While I agree with Jonathan L. Wharton that one can’t necessarily figure out where someone stands on a woman’s right to control the decisions she makes over her own body based on party affiliation, his piece left out some critical details. Indeed, his framing of those who seek to insert government between a woman and her OB-GYN as “pro-life” is extremely problematic.
Prof. Wharton rightfully notes, “For many Americans, their abortion stance is a religious one. And this is not for all major religions including Protestants, since there’s disagreement as to when life begins.”
I am a woman of faith, who supports a women’s right to control her own decisions in conjunction with her doctor, without government interference. I consider myself firmly “pro-life,” but not in the sense that Wharton (and anti-abortion activists) use it.
That’s because my faith teaches that the saving the life of the mother takes precedence over that of the fetus, until the baby draws its first breath. At that point, their lives have equal value. My faith also teaches me that our obligation to be “pro-life” doesn’t stop the minute a fetus emerges the mother’s womb. That is why I support investment in public education, in universal healthcare, in literacy programs, and laws that protect the environment so that the recently born can grow up in a world that’s still viable.
It’s why I pay my taxes without complaint (okay, maybe a little complaining, I’m human) so that we can afford to do these things.
Whether the law is created by a judicial decision on the federal level or imposed by legislators on the state level isn’t the issue here, although that is how conservatives have framed it.
The issue is whether conservative U.S. Supreme Court justices are going to vacate a long-held federal precedent that has allowed women like me to practice our religious freedom, so that state legislators can impose laws that abrogate the Establishment Clause of the First Amendment.
That’s the issue social conservatives obscure with their “pro-Life” framing and their heinous laws criminalizing women for trying to make medical decisions with their doctors. Does anyone else remember when conservatives were up in arms about the Affordable Care Act because they “didn’t want government coming between them and their doctors”? I sure do. Yet somehow these same conservatives are more than happy for state legislatures to come between women and their doctors.

▸ **Page layout parsing data**:
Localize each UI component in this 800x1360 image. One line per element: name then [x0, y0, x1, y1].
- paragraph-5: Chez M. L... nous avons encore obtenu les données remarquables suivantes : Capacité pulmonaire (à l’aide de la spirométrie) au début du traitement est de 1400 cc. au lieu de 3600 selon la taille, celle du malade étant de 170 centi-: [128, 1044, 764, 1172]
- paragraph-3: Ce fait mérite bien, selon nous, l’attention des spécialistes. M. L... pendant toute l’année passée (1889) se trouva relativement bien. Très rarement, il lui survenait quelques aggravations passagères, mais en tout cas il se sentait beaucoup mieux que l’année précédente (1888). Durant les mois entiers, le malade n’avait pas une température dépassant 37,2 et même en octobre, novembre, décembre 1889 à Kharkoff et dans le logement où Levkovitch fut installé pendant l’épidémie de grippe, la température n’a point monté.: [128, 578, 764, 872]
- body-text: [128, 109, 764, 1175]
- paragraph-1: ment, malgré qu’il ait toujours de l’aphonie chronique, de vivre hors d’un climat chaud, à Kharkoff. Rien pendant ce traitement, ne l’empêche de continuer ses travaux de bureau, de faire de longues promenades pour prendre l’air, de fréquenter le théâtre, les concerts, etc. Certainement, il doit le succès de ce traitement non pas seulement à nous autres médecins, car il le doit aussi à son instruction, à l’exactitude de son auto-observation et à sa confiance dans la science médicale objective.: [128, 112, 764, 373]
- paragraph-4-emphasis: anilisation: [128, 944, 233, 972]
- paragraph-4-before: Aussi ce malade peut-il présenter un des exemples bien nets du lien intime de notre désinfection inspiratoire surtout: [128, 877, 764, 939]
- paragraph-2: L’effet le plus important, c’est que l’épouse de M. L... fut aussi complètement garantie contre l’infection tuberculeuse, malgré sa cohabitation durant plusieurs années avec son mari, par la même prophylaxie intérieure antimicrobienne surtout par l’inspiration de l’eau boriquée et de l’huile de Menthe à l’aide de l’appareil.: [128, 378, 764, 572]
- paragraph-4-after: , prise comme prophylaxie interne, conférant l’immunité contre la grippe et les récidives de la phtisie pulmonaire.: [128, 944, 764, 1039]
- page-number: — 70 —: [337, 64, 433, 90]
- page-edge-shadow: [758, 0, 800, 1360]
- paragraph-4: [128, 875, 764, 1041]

▸ **Exercise tasks**:
(1) List everything that the opinion piece on abortion says the writer supports investment in or supports in the sentence beginning "That is why I support".
(2) Reproduce the opinion piece on abortion word for word, starting with "That’s because my" and going on through "that’s still viable.".

▸ **List of answers**:
(1)
- Public education
- Universal healthcare
- Literacy programs
- Laws that protect the environment

(2)
That’s because my faith teaches that the saving the life of the mother takes precedence over that of the fetus, until the baby draws its first breath. At that point, their lives have equal value. My faith also teaches me that our obligation to be “pro-life” doesn’t stop the minute a fetus emerges the mother’s womb. That is why I support investment in public education, in universal healthcare, in literacy programs, and laws that protect the environment so that the recently born can grow up in a world that’s still viable.